Given records:
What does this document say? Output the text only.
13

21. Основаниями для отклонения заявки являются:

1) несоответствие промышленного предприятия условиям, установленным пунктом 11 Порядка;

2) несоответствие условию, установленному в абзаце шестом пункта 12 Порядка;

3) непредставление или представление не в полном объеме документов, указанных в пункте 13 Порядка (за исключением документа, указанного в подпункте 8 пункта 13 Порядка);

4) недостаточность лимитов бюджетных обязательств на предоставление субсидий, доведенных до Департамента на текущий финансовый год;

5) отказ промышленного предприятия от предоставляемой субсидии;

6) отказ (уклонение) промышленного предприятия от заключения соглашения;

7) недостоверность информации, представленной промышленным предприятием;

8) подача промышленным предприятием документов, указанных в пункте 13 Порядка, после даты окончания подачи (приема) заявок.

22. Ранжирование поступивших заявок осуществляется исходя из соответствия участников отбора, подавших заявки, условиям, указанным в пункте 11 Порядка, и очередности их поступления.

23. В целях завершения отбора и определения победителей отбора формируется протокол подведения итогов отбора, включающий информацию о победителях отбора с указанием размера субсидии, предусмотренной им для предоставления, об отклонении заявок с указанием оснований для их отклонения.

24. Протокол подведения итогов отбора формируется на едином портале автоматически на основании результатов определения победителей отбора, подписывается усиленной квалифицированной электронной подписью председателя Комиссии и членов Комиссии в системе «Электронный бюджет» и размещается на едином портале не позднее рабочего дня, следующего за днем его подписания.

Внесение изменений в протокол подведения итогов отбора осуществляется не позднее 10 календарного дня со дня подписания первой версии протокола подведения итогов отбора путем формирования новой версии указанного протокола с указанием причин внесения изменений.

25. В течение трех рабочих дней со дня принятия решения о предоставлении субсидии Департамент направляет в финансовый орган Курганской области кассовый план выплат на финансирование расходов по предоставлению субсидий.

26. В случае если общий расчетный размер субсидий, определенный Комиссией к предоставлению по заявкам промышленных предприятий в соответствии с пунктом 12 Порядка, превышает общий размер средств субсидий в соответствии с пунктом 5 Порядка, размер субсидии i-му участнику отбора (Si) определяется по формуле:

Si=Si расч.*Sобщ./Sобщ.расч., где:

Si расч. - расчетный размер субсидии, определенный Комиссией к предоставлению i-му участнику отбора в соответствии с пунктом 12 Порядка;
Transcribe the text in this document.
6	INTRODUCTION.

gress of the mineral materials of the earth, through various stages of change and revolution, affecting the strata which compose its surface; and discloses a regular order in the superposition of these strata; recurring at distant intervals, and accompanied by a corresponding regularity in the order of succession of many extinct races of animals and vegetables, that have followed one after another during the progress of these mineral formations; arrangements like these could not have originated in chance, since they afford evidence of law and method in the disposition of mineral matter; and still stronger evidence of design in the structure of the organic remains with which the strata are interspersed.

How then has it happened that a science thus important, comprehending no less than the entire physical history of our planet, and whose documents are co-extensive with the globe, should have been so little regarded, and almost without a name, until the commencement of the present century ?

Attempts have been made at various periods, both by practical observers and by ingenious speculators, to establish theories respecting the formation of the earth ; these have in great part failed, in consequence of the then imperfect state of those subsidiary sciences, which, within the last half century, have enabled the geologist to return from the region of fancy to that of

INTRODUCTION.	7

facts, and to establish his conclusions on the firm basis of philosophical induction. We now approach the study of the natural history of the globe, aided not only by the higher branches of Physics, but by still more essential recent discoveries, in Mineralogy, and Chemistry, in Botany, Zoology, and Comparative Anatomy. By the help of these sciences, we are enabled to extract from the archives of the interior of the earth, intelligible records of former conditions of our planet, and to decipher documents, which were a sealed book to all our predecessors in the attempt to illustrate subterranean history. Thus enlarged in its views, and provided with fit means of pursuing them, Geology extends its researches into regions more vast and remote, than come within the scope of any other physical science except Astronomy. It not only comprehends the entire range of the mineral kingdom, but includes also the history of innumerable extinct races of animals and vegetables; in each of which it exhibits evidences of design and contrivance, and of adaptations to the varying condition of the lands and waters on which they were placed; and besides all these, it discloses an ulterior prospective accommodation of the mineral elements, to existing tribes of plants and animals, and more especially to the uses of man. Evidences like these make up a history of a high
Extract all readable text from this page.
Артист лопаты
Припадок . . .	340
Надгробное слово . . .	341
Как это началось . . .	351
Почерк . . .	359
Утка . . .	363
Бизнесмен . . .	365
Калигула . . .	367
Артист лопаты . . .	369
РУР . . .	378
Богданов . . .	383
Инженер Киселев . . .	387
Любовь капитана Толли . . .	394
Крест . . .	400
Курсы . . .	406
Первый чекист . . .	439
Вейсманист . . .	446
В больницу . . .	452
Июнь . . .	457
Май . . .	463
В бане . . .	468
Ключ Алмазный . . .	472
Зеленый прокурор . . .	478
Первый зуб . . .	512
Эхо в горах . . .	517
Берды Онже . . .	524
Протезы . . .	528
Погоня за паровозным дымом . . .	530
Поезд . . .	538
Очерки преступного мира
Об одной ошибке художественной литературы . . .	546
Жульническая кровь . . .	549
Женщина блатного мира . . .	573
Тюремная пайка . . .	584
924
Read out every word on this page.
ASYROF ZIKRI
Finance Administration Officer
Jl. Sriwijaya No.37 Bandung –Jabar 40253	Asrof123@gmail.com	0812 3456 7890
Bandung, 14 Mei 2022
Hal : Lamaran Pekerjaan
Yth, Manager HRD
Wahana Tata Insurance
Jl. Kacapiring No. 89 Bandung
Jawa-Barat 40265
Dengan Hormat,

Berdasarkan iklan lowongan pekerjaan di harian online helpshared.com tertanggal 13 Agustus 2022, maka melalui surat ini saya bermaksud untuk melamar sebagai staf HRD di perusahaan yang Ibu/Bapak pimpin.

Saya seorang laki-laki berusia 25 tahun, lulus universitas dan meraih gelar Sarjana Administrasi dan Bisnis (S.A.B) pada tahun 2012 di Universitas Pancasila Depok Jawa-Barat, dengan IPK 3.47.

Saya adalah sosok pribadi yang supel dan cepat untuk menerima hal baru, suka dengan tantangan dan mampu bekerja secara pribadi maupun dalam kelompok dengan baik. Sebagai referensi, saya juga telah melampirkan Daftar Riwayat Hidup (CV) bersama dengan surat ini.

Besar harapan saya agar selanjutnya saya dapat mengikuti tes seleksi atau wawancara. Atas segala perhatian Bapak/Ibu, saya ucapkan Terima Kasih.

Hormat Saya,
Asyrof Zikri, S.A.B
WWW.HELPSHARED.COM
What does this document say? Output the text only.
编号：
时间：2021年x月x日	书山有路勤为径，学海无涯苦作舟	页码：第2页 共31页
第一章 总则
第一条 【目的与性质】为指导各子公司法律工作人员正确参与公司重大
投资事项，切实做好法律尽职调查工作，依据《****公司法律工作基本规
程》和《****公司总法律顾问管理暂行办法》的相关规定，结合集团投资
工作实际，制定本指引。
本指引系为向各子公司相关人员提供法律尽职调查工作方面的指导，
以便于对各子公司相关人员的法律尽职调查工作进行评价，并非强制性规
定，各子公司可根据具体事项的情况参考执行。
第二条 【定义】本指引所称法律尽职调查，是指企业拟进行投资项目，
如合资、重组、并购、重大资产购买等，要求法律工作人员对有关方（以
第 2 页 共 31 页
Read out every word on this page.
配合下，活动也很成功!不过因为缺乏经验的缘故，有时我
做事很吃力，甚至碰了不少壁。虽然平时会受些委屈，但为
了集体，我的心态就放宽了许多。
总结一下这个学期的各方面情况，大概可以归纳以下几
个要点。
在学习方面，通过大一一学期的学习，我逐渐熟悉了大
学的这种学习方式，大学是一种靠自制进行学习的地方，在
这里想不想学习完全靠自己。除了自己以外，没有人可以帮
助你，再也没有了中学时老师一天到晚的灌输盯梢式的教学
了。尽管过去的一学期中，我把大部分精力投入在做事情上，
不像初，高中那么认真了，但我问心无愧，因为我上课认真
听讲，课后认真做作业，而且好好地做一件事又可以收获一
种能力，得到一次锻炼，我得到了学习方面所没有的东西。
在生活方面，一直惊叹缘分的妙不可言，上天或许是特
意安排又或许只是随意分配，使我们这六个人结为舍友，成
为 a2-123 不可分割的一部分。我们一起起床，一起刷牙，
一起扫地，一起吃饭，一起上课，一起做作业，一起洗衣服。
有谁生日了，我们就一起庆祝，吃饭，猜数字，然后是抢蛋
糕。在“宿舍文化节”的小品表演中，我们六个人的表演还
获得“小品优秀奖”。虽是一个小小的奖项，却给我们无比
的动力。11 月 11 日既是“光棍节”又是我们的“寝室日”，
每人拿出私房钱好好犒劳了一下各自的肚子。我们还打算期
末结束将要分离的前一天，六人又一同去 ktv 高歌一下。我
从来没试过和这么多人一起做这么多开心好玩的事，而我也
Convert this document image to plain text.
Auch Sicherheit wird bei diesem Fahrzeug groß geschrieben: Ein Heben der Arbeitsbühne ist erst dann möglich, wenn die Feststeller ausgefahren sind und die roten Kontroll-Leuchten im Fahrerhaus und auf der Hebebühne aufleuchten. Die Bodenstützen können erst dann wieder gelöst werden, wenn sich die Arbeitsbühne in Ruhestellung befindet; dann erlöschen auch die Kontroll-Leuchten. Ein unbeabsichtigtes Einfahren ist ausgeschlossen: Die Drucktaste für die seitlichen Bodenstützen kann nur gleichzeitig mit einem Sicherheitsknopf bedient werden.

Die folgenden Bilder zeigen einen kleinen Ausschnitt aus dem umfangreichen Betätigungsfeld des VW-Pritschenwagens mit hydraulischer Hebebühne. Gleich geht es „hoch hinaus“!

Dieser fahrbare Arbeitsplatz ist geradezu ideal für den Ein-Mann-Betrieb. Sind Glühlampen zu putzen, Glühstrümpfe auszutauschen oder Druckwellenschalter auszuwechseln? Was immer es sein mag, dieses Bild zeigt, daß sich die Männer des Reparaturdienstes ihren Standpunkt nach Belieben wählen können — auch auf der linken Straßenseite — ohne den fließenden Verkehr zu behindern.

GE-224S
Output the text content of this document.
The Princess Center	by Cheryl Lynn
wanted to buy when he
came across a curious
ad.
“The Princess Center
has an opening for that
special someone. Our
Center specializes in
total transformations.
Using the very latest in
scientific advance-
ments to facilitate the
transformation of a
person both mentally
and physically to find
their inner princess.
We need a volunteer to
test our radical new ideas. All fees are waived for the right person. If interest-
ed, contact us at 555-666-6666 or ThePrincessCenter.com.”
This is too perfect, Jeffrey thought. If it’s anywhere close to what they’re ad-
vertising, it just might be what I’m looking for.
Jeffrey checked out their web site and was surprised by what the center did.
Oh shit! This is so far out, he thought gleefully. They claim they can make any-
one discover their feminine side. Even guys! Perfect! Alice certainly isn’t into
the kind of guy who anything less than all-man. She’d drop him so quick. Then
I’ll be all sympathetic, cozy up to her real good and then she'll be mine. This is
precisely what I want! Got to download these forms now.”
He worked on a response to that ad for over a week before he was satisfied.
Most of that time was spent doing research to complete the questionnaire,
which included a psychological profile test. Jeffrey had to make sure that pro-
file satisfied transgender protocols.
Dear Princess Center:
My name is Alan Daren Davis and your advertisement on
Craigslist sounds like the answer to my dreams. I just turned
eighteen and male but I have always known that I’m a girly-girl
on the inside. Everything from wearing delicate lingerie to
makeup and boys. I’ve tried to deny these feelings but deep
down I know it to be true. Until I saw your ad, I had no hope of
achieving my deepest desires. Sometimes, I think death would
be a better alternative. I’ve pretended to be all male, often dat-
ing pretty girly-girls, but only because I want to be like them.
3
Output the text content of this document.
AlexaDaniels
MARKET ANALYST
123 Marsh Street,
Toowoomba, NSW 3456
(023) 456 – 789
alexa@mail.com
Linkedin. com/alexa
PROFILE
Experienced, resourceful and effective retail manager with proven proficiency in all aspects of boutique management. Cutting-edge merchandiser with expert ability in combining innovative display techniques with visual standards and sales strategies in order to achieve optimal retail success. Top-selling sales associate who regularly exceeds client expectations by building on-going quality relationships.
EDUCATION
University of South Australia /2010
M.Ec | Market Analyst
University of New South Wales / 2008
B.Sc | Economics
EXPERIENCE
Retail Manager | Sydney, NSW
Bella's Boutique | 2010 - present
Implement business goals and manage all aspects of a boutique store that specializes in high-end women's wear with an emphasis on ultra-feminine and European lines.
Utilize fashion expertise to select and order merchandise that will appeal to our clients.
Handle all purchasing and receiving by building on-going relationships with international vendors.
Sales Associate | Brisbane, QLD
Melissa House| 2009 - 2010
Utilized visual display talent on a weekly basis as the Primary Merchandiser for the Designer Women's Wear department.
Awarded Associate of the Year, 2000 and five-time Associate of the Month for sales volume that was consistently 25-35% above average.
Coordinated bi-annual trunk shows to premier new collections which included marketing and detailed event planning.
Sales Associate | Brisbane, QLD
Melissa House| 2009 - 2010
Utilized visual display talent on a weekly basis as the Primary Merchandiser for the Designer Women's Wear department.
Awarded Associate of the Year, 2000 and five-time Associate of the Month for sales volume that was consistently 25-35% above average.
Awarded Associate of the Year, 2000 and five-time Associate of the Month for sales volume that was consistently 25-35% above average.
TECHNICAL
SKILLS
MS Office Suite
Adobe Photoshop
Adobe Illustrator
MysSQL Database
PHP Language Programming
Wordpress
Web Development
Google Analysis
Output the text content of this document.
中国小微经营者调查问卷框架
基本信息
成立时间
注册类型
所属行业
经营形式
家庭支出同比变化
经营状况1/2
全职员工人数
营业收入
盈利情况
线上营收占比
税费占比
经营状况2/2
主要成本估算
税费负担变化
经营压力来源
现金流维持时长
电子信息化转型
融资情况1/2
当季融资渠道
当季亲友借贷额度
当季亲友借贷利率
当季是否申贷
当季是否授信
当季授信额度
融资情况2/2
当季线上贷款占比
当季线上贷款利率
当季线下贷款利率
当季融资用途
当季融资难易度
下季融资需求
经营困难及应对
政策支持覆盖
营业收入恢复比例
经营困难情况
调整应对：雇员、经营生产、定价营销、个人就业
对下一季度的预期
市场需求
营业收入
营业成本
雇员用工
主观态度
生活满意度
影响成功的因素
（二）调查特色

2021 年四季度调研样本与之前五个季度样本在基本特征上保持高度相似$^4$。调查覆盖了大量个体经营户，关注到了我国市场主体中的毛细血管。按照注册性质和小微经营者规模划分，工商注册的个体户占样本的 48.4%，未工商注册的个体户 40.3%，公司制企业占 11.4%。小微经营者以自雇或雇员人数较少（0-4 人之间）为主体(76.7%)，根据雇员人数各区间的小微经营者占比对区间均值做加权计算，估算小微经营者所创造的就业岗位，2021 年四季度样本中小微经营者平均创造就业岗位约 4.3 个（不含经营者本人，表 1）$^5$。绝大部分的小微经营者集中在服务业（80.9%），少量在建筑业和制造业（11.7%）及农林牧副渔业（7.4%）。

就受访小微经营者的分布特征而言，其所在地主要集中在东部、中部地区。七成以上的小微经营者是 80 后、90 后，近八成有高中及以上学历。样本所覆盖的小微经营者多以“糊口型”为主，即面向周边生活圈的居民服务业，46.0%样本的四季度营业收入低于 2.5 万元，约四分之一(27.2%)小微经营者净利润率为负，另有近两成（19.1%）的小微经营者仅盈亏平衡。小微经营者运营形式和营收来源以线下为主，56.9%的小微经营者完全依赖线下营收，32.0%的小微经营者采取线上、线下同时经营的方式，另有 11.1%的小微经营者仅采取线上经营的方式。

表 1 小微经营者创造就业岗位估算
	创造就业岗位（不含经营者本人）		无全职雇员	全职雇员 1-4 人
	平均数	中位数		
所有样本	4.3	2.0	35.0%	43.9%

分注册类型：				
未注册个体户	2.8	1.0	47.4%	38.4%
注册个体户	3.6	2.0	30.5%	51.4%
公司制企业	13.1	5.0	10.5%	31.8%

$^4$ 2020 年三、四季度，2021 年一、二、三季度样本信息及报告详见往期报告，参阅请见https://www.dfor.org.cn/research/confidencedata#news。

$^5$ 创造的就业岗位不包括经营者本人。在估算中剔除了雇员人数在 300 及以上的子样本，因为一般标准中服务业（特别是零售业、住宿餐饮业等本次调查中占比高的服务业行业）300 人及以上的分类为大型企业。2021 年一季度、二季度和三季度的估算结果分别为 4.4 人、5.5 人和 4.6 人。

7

Given exercise:
The answer is the number of lines in the preceding material that hold "thought"; write that number and nothing else.

Response to this exercise:
2